[START]
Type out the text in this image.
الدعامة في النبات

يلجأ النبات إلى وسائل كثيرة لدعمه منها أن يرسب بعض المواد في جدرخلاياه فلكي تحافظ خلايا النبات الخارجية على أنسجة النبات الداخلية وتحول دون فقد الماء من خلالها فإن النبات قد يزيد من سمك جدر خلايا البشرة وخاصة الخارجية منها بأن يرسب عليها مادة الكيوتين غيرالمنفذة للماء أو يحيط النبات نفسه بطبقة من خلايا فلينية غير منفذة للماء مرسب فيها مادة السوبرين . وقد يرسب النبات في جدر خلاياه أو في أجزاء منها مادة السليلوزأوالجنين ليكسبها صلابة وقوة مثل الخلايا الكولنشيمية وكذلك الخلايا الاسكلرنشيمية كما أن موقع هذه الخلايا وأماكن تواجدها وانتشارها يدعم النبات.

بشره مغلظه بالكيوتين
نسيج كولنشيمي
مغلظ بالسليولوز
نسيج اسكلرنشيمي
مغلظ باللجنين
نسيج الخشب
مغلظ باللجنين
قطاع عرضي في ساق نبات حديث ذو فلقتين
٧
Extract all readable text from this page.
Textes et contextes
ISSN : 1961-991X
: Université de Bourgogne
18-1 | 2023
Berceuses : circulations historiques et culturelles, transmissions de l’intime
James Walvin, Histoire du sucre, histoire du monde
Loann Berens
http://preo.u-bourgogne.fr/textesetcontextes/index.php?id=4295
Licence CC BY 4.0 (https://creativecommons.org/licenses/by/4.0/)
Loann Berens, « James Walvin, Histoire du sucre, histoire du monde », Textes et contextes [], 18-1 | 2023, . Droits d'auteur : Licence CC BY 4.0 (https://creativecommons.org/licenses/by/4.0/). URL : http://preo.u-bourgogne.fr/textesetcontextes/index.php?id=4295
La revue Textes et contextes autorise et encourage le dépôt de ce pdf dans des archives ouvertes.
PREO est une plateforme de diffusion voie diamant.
[END]
*TASK GOAL:*
Could you transcribe the records in full, exactly?

*EXERCISE SOLUTION:*
Type out the text in this image.
الدعامة في النبات

يلجأ النبات إلى وسائل كثيرة لدعمه منها أن يرسب بعض المواد في جدرخلاياه فلكي تحافظ خلايا النبات الخارجية على أنسجة النبات الداخلية وتحول دون فقد الماء من خلالها فإن النبات قد يزيد من سمك جدر خلايا البشرة وخاصة الخارجية منها بأن يرسب عليها مادة الكيوتين غيرالمنفذة للماء أو يحيط النبات نفسه بطبقة من خلايا فلينية غير منفذة للماء مرسب فيها مادة السوبرين . وقد يرسب النبات في جدر خلاياه أو في أجزاء منها مادة السليلوزأوالجنين ليكسبها صلابة وقوة مثل الخلايا الكولنشيمية وكذلك الخلايا الاسكلرنشيمية كما أن موقع هذه الخلايا وأماكن تواجدها وانتشارها يدعم النبات.

بشره مغلظه بالكيوتين
نسيج كولنشيمي
مغلظ بالسليولوز
نسيج اسكلرنشيمي
مغلظ باللجنين
نسيج الخشب
مغلظ باللجنين
قطاع عرضي في ساق نبات حديث ذو فلقتين
٧
Extract all readable text from this page.
Textes et contextes
ISSN : 1961-991X
: Université de Bourgogne
18-1 | 2023
Berceuses : circulations historiques et culturelles, transmissions de l’intime
James Walvin, Histoire du sucre, histoire du monde
Loann Berens
http://preo.u-bourgogne.fr/textesetcontextes/index.php?id=4295
Licence CC BY 4.0 (https://creativecommons.org/licenses/by/4.0/)
Loann Berens, « James Walvin, Histoire du sucre, histoire du monde », Textes et contextes [], 18-1 | 2023, . Droits d'auteur : Licence CC BY 4.0 (https://creativecommons.org/licenses/by/4.0/). URL : http://preo.u-bourgogne.fr/textesetcontextes/index.php?id=4295
La revue Textes et contextes autorise et encourage le dépôt de ce pdf dans des archives ouvertes.
PREO est une plateforme de diffusion voie diamant.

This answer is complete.